─── Working data ───

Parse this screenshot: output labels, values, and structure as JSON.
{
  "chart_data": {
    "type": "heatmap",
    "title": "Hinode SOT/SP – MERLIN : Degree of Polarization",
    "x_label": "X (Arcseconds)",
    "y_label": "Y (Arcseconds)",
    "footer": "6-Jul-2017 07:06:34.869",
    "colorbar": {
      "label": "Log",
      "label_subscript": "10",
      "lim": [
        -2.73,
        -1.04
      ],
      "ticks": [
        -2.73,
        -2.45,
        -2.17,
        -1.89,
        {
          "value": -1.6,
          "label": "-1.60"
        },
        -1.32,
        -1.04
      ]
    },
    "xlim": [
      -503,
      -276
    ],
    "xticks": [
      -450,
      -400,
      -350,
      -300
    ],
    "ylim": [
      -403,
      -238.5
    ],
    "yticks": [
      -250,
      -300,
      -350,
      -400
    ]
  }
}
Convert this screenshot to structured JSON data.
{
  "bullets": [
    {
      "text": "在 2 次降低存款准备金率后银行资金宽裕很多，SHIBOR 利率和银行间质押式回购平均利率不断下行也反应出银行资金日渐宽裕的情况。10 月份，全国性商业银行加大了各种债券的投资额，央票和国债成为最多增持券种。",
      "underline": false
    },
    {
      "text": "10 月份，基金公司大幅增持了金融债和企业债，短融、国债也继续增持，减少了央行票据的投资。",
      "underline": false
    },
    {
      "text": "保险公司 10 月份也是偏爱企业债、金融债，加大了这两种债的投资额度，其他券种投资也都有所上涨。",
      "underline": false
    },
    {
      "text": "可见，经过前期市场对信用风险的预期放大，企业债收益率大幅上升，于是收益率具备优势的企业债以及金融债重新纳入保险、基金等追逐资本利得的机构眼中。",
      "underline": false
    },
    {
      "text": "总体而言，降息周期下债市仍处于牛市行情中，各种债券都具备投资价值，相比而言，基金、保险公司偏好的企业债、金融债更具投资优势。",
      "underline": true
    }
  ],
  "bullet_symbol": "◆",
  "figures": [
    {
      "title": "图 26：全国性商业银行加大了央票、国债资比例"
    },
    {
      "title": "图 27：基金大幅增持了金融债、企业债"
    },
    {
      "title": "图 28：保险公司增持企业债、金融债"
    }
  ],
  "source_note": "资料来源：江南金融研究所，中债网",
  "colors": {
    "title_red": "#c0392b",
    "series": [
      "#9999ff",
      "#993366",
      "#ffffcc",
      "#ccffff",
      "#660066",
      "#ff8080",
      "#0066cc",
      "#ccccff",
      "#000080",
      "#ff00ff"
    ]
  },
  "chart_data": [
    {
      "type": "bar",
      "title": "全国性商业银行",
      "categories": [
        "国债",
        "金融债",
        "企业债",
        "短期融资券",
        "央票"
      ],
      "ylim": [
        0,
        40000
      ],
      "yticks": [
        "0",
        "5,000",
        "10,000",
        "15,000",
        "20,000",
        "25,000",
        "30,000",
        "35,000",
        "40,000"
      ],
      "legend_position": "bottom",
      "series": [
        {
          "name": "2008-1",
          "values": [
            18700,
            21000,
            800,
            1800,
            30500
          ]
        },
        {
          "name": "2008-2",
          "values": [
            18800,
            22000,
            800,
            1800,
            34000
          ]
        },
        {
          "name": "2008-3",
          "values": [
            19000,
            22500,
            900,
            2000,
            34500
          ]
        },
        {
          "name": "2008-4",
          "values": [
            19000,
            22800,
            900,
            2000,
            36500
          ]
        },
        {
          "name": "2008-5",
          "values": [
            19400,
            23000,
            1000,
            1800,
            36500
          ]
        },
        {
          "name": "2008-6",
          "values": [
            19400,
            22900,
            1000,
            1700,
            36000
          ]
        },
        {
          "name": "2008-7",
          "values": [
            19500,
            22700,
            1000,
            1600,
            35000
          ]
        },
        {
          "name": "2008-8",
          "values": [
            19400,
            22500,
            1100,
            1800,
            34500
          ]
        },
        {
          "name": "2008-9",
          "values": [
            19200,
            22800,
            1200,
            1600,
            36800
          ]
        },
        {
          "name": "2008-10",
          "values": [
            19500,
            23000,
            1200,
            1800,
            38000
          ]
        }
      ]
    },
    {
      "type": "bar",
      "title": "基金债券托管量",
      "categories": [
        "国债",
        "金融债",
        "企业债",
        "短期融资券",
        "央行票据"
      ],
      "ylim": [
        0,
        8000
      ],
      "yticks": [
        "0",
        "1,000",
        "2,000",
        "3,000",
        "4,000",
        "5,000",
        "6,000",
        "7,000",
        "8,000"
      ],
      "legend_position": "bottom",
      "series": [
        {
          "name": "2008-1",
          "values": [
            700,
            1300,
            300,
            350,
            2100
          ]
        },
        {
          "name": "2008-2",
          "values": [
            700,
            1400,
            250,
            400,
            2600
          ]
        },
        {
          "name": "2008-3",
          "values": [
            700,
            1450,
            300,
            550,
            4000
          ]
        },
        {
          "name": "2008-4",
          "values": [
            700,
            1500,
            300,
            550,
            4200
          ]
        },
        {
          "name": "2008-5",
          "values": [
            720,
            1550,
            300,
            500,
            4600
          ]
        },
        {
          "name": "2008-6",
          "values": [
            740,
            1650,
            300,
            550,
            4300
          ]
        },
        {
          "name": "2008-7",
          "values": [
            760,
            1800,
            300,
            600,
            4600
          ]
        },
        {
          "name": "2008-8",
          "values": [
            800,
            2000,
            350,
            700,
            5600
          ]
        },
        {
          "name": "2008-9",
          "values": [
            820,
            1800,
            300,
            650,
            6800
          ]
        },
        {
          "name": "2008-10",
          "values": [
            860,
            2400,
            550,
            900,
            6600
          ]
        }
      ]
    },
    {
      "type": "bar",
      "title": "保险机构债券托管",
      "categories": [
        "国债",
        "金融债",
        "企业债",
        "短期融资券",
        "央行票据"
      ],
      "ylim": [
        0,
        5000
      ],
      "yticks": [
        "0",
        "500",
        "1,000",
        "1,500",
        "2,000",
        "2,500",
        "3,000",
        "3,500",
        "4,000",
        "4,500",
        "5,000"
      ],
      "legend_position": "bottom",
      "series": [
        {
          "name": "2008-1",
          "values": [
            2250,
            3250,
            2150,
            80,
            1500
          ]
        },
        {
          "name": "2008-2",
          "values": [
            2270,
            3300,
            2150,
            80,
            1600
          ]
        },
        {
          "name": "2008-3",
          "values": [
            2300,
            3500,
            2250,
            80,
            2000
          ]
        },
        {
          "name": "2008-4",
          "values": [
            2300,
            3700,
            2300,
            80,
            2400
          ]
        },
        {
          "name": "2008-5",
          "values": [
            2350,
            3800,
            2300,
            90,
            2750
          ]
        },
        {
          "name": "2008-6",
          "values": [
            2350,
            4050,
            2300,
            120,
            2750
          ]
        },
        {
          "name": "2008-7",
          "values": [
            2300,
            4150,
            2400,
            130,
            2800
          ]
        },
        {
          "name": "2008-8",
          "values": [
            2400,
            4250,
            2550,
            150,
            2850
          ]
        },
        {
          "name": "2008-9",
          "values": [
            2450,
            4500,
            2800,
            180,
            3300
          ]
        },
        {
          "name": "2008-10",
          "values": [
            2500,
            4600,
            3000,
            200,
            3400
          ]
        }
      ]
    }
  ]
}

───

Copy out the material above in its entirety. Every detail must match.

* Output:
Parse this screenshot: output labels, values, and structure as JSON.
{
  "chart_data": {
    "type": "heatmap",
    "title": "Hinode SOT/SP – MERLIN : Degree of Polarization",
    "x_label": "X (Arcseconds)",
    "y_label": "Y (Arcseconds)",
    "footer": "6-Jul-2017 07:06:34.869",
    "colorbar": {
      "label": "Log",
      "label_subscript": "10",
      "lim": [
        -2.73,
        -1.04
      ],
      "ticks": [
        -2.73,
        -2.45,
        -2.17,
        -1.89,
        {
          "value": -1.6,
          "label": "-1.60"
        },
        -1.32,
        -1.04
      ]
    },
    "xlim": [
      -503,
      -276
    ],
    "xticks": [
      -450,
      -400,
      -350,
      -300
    ],
    "ylim": [
      -403,
      -238.5
    ],
    "yticks": [
      -250,
      -300,
      -350,
      -400
    ]
  }
}
Convert this screenshot to structured JSON data.
{
  "bullets": [
    {
      "text": "在 2 次降低存款准备金率后银行资金宽裕很多，SHIBOR 利率和银行间质押式回购平均利率不断下行也反应出银行资金日渐宽裕的情况。10 月份，全国性商业银行加大了各种债券的投资额，央票和国债成为最多增持券种。",
      "underline": false
    },
    {
      "text": "10 月份，基金公司大幅增持了金融债和企业债，短融、国债也继续增持，减少了央行票据的投资。",
      "underline": false
    },
    {
      "text": "保险公司 10 月份也是偏爱企业债、金融债，加大了这两种债的投资额度，其他券种投资也都有所上涨。",
      "underline": false
    },
    {
      "text": "可见，经过前期市场对信用风险的预期放大，企业债收益率大幅上升，于是收益率具备优势的企业债以及金融债重新纳入保险、基金等追逐资本利得的机构眼中。",
      "underline": false
    },
    {
      "text": "总体而言，降息周期下债市仍处于牛市行情中，各种债券都具备投资价值，相比而言，基金、保险公司偏好的企业债、金融债更具投资优势。",
      "underline": true
    }
  ],
  "bullet_symbol": "◆",
  "figures": [
    {
      "title": "图 26：全国性商业银行加大了央票、国债资比例"
    },
    {
      "title": "图 27：基金大幅增持了金融债、企业债"
    },
    {
      "title": "图 28：保险公司增持企业债、金融债"
    }
  ],
  "source_note": "资料来源：江南金融研究所，中债网",
  "colors": {
    "title_red": "#c0392b",
    "series": [
      "#9999ff",
      "#993366",
      "#ffffcc",
      "#ccffff",
      "#660066",
      "#ff8080",
      "#0066cc",
      "#ccccff",
      "#000080",
      "#ff00ff"
    ]
  },
  "chart_data": [
    {
      "type": "bar",
      "title": "全国性商业银行",
      "categories": [
        "国债",
        "金融债",
        "企业债",
        "短期融资券",
        "央票"
      ],
      "ylim": [
        0,
        40000
      ],
      "yticks": [
        "0",
        "5,000",
        "10,000",
        "15,000",
        "20,000",
        "25,000",
        "30,000",
        "35,000",
        "40,000"
      ],
      "legend_position": "bottom",
      "series": [
        {
          "name": "2008-1",
          "values": [
            18700,
            21000,
            800,
            1800,
            30500
          ]
        },
        {
          "name": "2008-2",
          "values": [
            18800,
            22000,
            800,
            1800,
            34000
          ]
        },
        {
          "name": "2008-3",
          "values": [
            19000,
            22500,
            900,
            2000,
            34500
          ]
        },
        {
          "name": "2008-4",
          "values": [
            19000,
            22800,
            900,
            2000,
            36500
          ]
        },
        {
          "name": "2008-5",
          "values": [
            19400,
            23000,
            1000,
            1800,
            36500
          ]
        },
        {
          "name": "2008-6",
          "values": [
            19400,
            22900,
            1000,
            1700,
            36000
          ]
        },
        {
          "name": "2008-7",
          "values": [
            19500,
            22700,
            1000,
            1600,
            35000
          ]
        },
        {
          "name": "2008-8",
          "values": [
            19400,
            22500,
            1100,
            1800,
            34500
          ]
        },
        {
          "name": "2008-9",
          "values": [
            19200,
            22800,
            1200,
            1600,
            36800
          ]
        },
        {
          "name": "2008-10",
          "values": [
            19500,
            23000,
            1200,
            1800,
            38000
          ]
        }
      ]
    },
    {
      "type": "bar",
      "title": "基金债券托管量",
      "categories": [
        "国债",
        "金融债",
        "企业债",
        "短期融资券",
        "央行票据"
      ],
      "ylim": [
        0,
        8000
      ],
      "yticks": [
        "0",
        "1,000",
        "2,000",
        "3,000",
        "4,000",
        "5,000",
        "6,000",
        "7,000",
        "8,000"
      ],
      "legend_position": "bottom",
      "series": [
        {
          "name": "2008-1",
          "values": [
            700,
            1300,
            300,
            350,
            2100
          ]
        },
        {
          "name": "2008-2",
          "values": [
            700,
            1400,
            250,
            400,
            2600
          ]
        },
        {
          "name": "2008-3",
          "values": [
            700,
            1450,
            300,
            550,
            4000
          ]
        },
        {
          "name": "2008-4",
          "values": [
            700,
            1500,
            300,
            550,
            4200
          ]
        },
        {
          "name": "2008-5",
          "values": [
            720,
            1550,
            300,
            500,
            4600
          ]
        },
        {
          "name": "2008-6",
          "values": [
            740,
            1650,
            300,
            550,
            4300
          ]
        },
        {
          "name": "2008-7",
          "values": [
            760,
            1800,
            300,
            600,
            4600
          ]
        },
        {
          "name": "2008-8",
          "values": [
            800,
            2000,
            350,
            700,
            5600
          ]
        },
        {
          "name": "2008-9",
          "values": [
            820,
            1800,
            300,
            650,
            6800
          ]
        },
        {
          "name": "2008-10",
          "values": [
            860,
            2400,
            550,
            900,
            6600
          ]
        }
      ]
    },
    {
      "type": "bar",
      "title": "保险机构债券托管",
      "categories": [
        "国债",
        "金融债",
        "企业债",
        "短期融资券",
        "央行票据"
      ],
      "ylim": [
        0,
        5000
      ],
      "yticks": [
        "0",
        "500",
        "1,000",
        "1,500",
        "2,000",
        "2,500",
        "3,000",
        "3,500",
        "4,000",
        "4,500",
        "5,000"
      ],
      "legend_position": "bottom",
      "series": [
        {
          "name": "2008-1",
          "values": [
            2250,
            3250,
            2150,
            80,
            1500
          ]
        },
        {
          "name": "2008-2",
          "values": [
            2270,
            3300,
            2150,
            80,
            1600
          ]
        },
        {
          "name": "2008-3",
          "values": [
            2300,
            3500,
            2250,
            80,
            2000
          ]
        },
        {
          "name": "2008-4",
          "values": [
            2300,
            3700,
            2300,
            80,
            2400
          ]
        },
        {
          "name": "2008-5",
          "values": [
            2350,
            3800,
            2300,
            90,
            2750
          ]
        },
        {
          "name": "2008-6",
          "values": [
            2350,
            4050,
            2300,
            120,
            2750
          ]
        },
        {
          "name": "2008-7",
          "values": [
            2300,
            4150,
            2400,
            130,
            2800
          ]
        },
        {
          "name": "2008-8",
          "values": [
            2400,
            4250,
            2550,
            150,
            2850
          ]
        },
        {
          "name": "2008-9",
          "values": [
            2450,
            4500,
            2800,
            180,
            3300
          ]
        },
        {
          "name": "2008-10",
          "values": [
            2500,
            4600,
            3000,
            200,
            3400
          ]
        }
      ]
    }
  ]
}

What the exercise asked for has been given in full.